Records from a collection:
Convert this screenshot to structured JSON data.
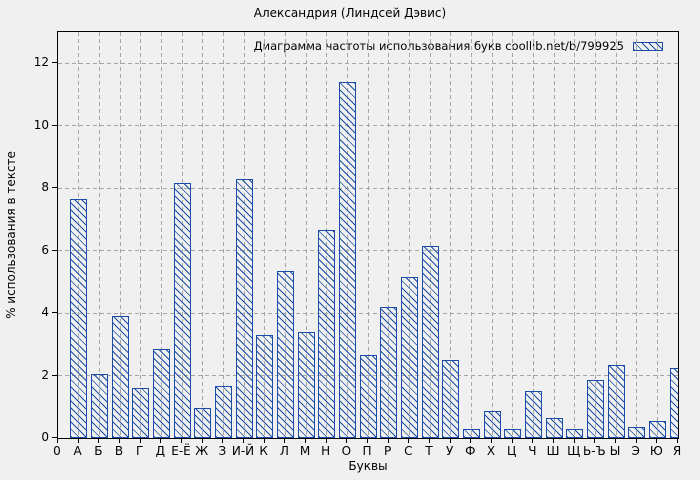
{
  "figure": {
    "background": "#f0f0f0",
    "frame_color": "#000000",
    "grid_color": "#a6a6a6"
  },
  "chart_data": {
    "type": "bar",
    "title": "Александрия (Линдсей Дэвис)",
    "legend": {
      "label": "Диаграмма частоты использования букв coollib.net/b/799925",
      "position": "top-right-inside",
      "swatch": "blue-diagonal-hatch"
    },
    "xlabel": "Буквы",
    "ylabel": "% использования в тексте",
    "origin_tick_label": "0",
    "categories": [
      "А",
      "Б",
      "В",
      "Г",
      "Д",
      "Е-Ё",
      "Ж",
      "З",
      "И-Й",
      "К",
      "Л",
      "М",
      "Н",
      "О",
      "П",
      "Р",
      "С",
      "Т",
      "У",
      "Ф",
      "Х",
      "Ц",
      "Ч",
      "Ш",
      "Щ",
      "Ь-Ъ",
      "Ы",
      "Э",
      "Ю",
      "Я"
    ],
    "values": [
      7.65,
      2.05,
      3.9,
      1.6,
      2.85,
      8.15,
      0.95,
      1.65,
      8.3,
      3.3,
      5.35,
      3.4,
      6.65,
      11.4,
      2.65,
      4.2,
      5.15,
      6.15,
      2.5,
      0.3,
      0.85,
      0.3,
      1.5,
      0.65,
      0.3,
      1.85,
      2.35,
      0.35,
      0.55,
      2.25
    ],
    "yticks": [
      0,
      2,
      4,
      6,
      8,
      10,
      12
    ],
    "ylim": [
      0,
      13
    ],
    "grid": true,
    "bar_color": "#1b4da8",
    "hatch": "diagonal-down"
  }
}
---
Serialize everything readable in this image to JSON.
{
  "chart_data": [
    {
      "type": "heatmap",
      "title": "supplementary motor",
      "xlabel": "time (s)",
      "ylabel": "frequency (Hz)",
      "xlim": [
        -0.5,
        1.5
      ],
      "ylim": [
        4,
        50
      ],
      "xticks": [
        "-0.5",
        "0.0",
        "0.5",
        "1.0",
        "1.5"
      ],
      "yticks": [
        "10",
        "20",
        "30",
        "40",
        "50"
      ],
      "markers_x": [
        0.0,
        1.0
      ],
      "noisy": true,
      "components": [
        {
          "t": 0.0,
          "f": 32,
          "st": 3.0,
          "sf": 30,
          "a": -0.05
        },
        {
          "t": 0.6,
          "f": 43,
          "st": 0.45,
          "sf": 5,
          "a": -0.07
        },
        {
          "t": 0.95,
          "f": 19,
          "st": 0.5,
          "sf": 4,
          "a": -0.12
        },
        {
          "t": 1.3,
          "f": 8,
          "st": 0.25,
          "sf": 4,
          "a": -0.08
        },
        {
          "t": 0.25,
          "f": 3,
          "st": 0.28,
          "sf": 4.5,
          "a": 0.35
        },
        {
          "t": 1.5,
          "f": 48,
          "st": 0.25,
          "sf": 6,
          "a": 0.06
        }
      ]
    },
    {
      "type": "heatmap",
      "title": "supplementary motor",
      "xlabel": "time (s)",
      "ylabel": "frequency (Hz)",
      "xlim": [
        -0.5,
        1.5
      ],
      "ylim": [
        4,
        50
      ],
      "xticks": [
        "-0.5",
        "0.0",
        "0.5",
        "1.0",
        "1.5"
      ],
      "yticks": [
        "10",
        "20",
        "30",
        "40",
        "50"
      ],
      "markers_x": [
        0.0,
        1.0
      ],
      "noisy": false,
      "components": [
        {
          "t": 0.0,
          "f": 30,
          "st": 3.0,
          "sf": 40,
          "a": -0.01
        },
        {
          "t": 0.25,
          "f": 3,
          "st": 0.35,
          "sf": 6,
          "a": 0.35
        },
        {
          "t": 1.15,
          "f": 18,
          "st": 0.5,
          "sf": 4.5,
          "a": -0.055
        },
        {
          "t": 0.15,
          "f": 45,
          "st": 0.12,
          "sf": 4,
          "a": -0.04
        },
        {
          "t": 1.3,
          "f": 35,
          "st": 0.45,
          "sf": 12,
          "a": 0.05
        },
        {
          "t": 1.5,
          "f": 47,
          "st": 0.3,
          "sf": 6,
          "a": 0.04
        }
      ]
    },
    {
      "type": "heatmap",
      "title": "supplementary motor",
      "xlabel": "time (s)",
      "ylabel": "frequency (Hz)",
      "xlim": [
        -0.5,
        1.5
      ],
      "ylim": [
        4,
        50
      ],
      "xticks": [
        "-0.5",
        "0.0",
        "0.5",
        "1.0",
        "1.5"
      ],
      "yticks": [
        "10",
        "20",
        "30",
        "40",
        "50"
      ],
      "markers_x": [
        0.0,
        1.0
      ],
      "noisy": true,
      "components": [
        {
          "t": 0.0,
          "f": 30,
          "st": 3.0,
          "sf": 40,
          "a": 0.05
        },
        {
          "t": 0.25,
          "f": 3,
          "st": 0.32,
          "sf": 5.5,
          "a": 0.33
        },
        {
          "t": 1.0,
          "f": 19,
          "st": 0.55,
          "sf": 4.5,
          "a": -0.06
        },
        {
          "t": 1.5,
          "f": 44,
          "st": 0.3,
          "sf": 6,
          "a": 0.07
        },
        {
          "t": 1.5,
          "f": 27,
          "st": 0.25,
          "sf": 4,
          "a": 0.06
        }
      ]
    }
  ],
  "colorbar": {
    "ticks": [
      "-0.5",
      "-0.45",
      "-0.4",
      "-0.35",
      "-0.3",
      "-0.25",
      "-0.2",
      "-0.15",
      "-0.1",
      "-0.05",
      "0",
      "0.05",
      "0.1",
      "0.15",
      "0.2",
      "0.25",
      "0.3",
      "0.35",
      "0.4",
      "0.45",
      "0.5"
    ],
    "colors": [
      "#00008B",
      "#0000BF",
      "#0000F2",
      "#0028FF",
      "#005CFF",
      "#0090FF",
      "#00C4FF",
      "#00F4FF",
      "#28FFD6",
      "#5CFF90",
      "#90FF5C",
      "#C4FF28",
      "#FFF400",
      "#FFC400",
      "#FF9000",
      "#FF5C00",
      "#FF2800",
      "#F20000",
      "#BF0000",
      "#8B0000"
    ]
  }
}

What you are asked to do: Pull out all lines of the data with the string "diagonal".

Task answer:
      "swatch": "blue-diagonal-hatch"
    "hatch": "diagonal-down"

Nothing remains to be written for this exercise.